*GIVEN TASK*.
Below are some records. Copy every line in them that holds "dans".

>> begin

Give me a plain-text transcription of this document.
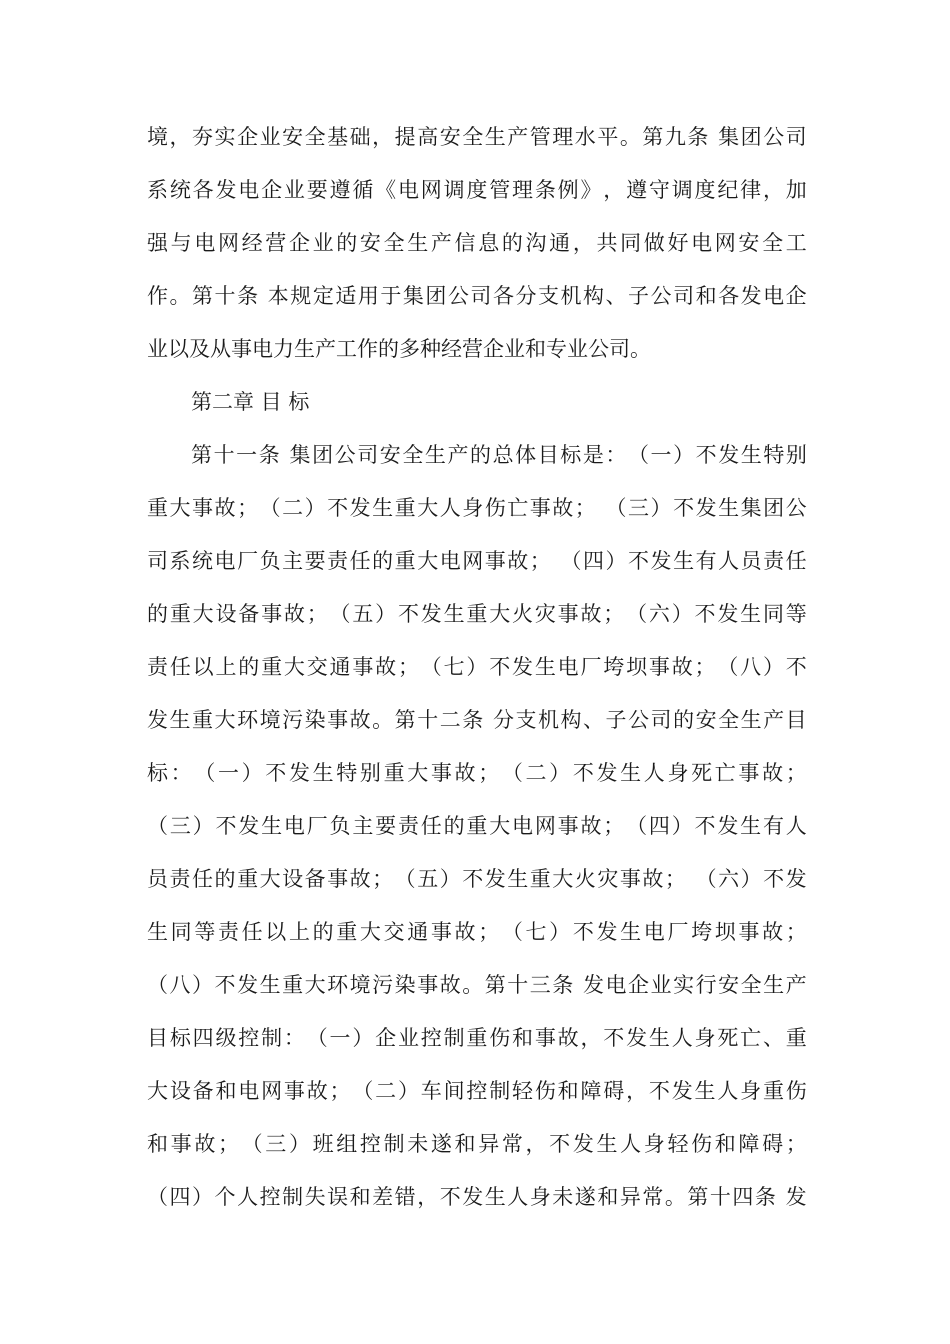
境 ， 夯 实 企 业 安 全 基 础 ， 提 高 安 全 生 产 管 理 水 平 。 第 九 条
集 团 公 司
系 统 各 发 电 企 业 要 遵 循 《 电 网 调 度 管 理 条 例 》 ， 遵 守 调 度 纪 律 ， 加
强 与 电 网 经 营 企 业 的 安 全 生 产 信 息 的 沟 通 ， 共 同 做 好 电 网 安 全 工
作 。 第 十 条
本 规 定 适 用 于 集 团 公 司 各 分 支 机 构 、 子 公 司 和 各 发 电 企
业以及从事电力生产工作的多种经营企业和专业公司。
第二章 目 标
第 十 一 条
集 团 公 司 安 全 生 产 的 总 体 目 标 是 ： （ 一 ） 不 发 生 特 别
重 大 事 故 ； （ 二 ） 不 发 生 重 大 人 身 伤 亡 事 故 ；
（ 三 ） 不 发 生 集 团 公
司 系 统 电 厂 负 主 要 责 任 的 重 大 电 网 事 故 ；
（ 四 ） 不 发 生 有 人 员 责 任
的 重 大 设 备 事 故 ； （ 五 ） 不 发 生 重 大 火 灾 事 故 ； （ 六 ） 不 发 生 同 等
责 任 以 上 的 重 大 交 通 事 故 ； （ 七 ） 不 发 生 电 厂 垮 坝 事 故 ； （ 八 ） 不
发 生 重 大 环 境 污 染 事 故 。 第 十 二 条
分 支 机 构 、 子 公 司 的 安 全 生 产 目
标 ： （ 一 ） 不 发 生 特 别 重 大 事 故 ； （ 二 ） 不 发 生 人 身 死 亡 事 故 ；
（ 三 ） 不 发 生 电 厂 负 主 要 责 任 的 重 大 电 网 事 故 ； （ 四 ） 不 发 生 有 人
员 责 任 的 重 大 设 备 事 故 ； （ 五 ） 不 发 生 重 大 火 灾 事 故 ；
（ 六 ） 不 发
生 同 等 责 任 以 上 的 重 大 交 通 事 故 ； （ 七 ） 不 发 生 电 厂 垮 坝 事 故 ；
（ 八 ） 不 发 生 重 大 环 境 污 染 事 故 。 第 十 三 条
发 电 企 业 实 行 安 全 生 产
目 标 四 级 控 制 ： （ 一 ） 企 业 控 制 重 伤 和 事 故 ， 不 发 生 人 身 死 亡 、 重
大 设 备 和 电 网 事 故 ； （ 二 ） 车 间 控 制 轻 伤 和 障 碍 ， 不 发 生 人 身 重 伤
和 事 故 ； （ 三 ） 班 组 控 制 未 遂 和 异 常 ， 不 发 生 人 身 轻 伤 和 障 碍 ；
（ 四 ） 个 人 控 制 失 误 和 差 错 ， 不 发 生 人 身 未 遂 和 异 常 。 第 十 四 条
发
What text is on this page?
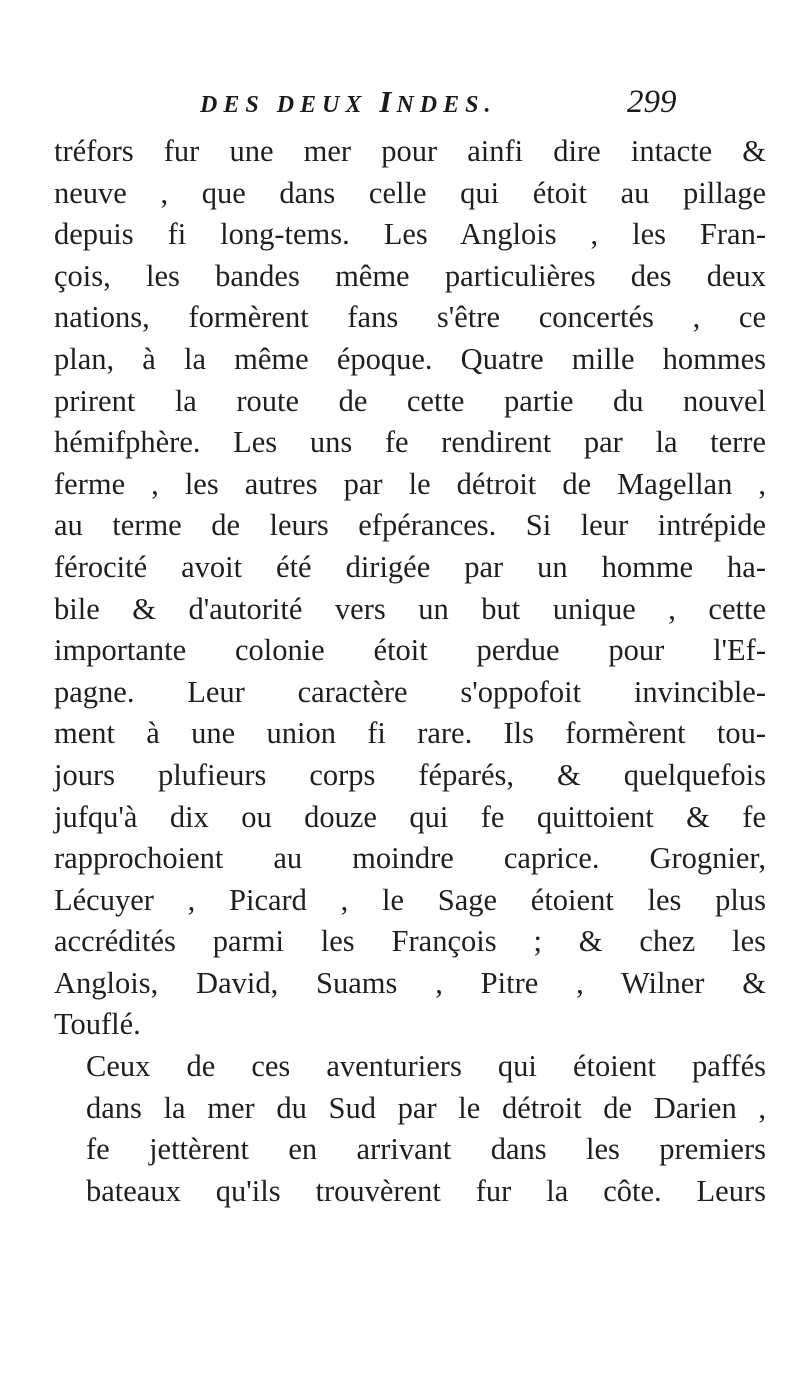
DES DEUX INDES.	299
tréfors fur une mer pour ainfi dire intacte &
neuve , que dans celle qui étoit au pillage
depuis fi long-tems. Les Anglois , les Fran-
çois, les bandes même particulières des deux
nations, formèrent fans s'être concertés , ce
plan, à la même époque. Quatre mille hommes
prirent la route de cette partie du nouvel
hémifphère. Les uns fe rendirent par la terre
ferme , les autres par le détroit de Magellan ,
au terme de leurs efpérances. Si leur intrépide
férocité avoit été dirigée par un homme ha-
bile & d'autorité vers un but unique , cette
importante colonie étoit perdue pour l'Ef-
pagne. Leur caractère s'oppofoit invincible-
ment à une union fi rare. Ils formèrent tou-
jours plufieurs corps féparés, & quelquefois
jufqu'à dix ou douze qui fe quittoient & fe
rapprochoient au moindre caprice. Grognier,
Lécuyer , Picard , le Sage étoient les plus
accrédités parmi les François ; & chez les
Anglois, David, Suams , Pitre , Wilner &
Touflé.
Ceux de ces aventuriers qui étoient paffés
dans la mer du Sud par le détroit de Darien ,
fe jettèrent en arrivant dans les premiers
bateaux qu'ils trouvèrent fur la côte. Leurs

>> end

*SOLUTION TO THIS TASK*.
neuve , que dans celle qui étoit au pillage
dans la mer du Sud par le détroit de Darien ,
fe jettèrent en arrivant dans les premiers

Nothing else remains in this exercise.